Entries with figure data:
——————————

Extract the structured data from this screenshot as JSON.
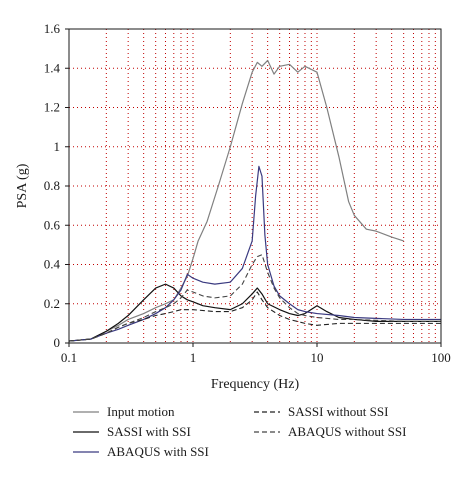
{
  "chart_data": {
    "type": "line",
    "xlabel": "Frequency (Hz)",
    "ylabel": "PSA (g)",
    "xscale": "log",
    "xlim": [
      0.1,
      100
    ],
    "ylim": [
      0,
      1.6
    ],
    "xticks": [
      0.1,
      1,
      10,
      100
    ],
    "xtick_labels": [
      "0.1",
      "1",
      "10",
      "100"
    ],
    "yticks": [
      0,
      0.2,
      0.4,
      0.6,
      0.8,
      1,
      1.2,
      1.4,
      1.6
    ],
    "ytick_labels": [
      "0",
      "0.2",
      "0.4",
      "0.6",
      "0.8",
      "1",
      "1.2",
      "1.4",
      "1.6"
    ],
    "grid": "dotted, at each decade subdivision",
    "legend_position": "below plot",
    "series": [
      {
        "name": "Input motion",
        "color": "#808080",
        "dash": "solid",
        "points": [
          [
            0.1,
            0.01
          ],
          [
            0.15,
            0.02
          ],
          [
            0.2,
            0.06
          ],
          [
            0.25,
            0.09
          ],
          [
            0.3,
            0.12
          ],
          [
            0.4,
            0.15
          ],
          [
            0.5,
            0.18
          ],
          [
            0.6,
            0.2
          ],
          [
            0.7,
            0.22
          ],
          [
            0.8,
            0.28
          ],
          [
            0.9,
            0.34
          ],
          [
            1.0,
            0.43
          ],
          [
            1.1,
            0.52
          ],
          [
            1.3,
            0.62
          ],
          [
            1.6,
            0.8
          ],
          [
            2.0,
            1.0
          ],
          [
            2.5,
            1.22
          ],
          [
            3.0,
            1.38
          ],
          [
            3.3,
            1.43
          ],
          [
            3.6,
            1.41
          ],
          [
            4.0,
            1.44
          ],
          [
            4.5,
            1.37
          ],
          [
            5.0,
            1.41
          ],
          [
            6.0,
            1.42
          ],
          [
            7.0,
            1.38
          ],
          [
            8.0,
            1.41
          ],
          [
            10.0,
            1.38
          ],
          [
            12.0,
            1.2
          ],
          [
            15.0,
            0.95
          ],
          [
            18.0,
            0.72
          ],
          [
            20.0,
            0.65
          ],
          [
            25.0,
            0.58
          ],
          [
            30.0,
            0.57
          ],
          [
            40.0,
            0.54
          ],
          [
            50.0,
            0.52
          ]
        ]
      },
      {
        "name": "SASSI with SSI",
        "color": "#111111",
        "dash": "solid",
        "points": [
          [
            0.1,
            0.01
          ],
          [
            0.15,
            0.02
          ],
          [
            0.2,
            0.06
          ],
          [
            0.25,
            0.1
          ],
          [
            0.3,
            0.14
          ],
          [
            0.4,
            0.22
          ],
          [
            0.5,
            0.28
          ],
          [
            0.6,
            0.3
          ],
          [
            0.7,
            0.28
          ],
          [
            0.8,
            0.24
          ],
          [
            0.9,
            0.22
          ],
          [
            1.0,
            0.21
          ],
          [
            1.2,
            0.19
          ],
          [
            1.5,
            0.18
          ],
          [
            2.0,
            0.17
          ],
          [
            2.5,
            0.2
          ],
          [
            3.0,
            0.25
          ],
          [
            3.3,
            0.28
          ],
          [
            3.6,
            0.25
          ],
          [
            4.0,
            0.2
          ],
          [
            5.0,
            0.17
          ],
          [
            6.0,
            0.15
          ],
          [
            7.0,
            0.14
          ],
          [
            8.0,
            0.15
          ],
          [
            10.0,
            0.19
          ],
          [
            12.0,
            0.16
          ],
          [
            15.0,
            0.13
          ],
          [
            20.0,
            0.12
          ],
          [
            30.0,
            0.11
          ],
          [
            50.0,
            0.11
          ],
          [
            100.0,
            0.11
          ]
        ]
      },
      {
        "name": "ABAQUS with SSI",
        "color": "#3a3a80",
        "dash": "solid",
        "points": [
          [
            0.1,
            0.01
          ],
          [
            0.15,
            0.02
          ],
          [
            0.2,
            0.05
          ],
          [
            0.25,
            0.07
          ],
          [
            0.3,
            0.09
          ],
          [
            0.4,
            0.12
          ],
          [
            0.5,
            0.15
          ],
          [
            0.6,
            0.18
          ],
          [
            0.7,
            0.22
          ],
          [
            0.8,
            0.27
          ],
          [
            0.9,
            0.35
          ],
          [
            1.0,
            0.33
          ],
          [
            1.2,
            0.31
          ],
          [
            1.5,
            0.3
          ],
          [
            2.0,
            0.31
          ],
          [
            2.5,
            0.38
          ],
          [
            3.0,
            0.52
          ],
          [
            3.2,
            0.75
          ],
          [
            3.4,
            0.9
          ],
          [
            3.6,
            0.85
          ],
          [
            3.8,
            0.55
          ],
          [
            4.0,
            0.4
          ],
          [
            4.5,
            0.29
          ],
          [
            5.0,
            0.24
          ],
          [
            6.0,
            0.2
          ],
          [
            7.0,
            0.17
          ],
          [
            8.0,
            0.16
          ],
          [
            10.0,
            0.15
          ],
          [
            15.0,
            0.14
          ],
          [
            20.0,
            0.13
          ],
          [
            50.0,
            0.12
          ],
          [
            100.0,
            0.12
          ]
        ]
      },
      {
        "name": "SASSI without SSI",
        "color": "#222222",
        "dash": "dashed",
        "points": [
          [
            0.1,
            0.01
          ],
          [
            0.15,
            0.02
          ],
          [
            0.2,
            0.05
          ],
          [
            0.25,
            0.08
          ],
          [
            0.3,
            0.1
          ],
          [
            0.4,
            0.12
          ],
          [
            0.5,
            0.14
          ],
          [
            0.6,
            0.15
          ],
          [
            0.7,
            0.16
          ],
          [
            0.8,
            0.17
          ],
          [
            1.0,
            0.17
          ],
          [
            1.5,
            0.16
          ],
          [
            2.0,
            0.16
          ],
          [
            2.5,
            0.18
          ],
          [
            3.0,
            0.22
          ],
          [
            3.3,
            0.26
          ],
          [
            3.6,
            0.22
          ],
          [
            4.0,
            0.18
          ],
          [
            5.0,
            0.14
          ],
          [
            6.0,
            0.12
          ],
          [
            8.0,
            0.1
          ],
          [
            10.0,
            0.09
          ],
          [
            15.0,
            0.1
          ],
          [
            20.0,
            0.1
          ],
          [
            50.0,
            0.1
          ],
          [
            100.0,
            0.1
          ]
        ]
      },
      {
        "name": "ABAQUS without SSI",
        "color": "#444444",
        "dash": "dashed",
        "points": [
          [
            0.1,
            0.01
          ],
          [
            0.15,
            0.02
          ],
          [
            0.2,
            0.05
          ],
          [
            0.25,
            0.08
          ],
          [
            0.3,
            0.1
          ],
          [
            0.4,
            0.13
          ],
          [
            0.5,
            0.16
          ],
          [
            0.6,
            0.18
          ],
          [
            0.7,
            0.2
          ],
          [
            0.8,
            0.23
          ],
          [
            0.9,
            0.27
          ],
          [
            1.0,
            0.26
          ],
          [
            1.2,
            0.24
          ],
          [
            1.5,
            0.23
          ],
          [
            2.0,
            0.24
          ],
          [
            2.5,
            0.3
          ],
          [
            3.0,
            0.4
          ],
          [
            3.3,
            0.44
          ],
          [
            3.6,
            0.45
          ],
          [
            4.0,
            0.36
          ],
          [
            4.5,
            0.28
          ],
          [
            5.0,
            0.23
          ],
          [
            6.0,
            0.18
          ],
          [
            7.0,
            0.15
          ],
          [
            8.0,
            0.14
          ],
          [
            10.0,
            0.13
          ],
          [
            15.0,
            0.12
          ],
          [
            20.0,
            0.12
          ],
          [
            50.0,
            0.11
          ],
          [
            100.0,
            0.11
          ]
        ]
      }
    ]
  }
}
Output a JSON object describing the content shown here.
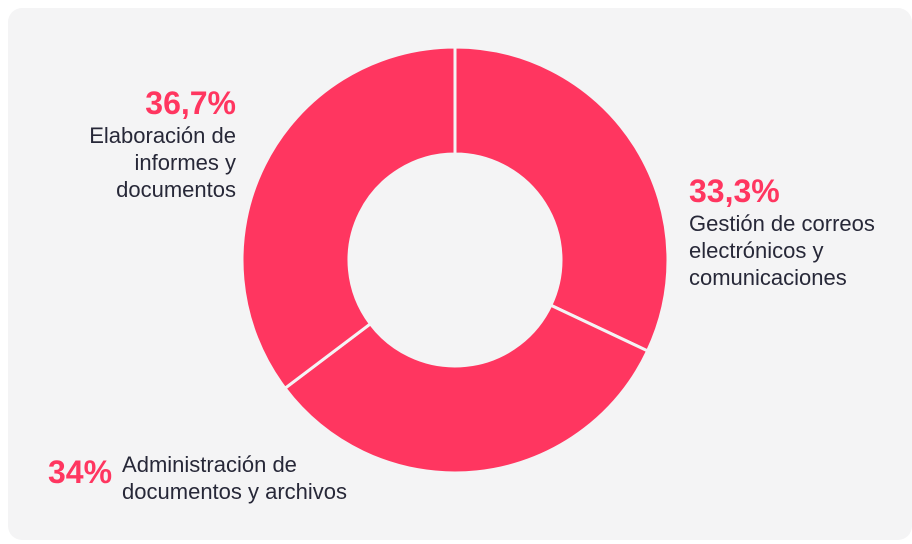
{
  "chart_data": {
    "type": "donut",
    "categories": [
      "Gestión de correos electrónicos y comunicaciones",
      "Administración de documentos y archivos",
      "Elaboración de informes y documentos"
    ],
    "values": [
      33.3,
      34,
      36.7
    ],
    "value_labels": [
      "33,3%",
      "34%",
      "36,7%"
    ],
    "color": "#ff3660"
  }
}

——————————

● **Stated problem**
Pictures are to be left out; otherwise, copy exactly each line from the one containing "Output a JSON" through the last line of the listing.

● **Exercise output**
Output a JSON object describing the content shown here.
{
  "chart_data": {
    "type": "donut",
    "categories": [
      "Gestión de correos electrónicos y comunicaciones",
      "Administración de documentos y archivos",
      "Elaboración de informes y documentos"
    ],
    "values": [
      33.3,
      34,
      36.7
    ],
    "value_labels": [
      "33,3%",
      "34%",
      "36,7%"
    ],
    "color": "#ff3660"
  }
}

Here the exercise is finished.